• WHAT IS BEING ASKED
Some lines in the listing below may include the string "Radiation". How many are there? Give only the number.

• SUPPLIED ENTRIES
========================

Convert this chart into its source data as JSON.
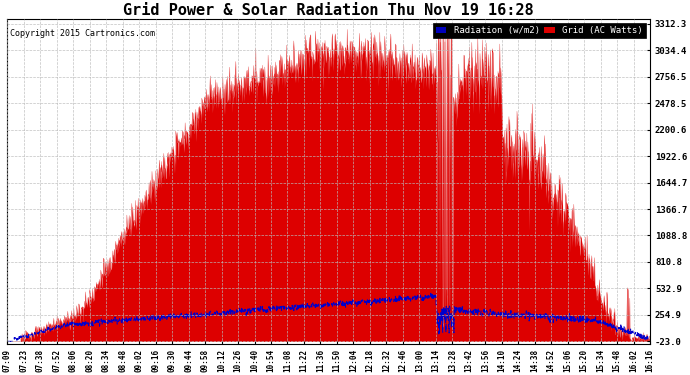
{
  "title": "Grid Power & Solar Radiation Thu Nov 19 16:28",
  "copyright": "Copyright 2015 Cartronics.com",
  "legend_radiation": "Radiation (w/m2)",
  "legend_grid": "Grid (AC Watts)",
  "yticks": [
    3312.3,
    3034.4,
    2756.5,
    2478.5,
    2200.6,
    1922.6,
    1644.7,
    1366.7,
    1088.8,
    810.8,
    532.9,
    254.9,
    -23.0
  ],
  "ymin": -23.0,
  "ymax": 3312.3,
  "background_color": "#ffffff",
  "plot_bg_color": "#ffffff",
  "grid_color": "#bbbbbb",
  "red_color": "#dd0000",
  "blue_color": "#0000cc",
  "title_fontsize": 11,
  "xtick_labels": [
    "07:09",
    "07:23",
    "07:38",
    "07:52",
    "08:06",
    "08:20",
    "08:34",
    "08:48",
    "09:02",
    "09:16",
    "09:30",
    "09:44",
    "09:58",
    "10:12",
    "10:26",
    "10:40",
    "10:54",
    "11:08",
    "11:22",
    "11:36",
    "11:50",
    "12:04",
    "12:18",
    "12:32",
    "12:46",
    "13:00",
    "13:14",
    "13:28",
    "13:42",
    "13:56",
    "14:10",
    "14:24",
    "14:38",
    "14:52",
    "15:06",
    "15:20",
    "15:34",
    "15:48",
    "16:02",
    "16:16"
  ]
}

========================

• SOLUTION TO THIS EXERCISE
2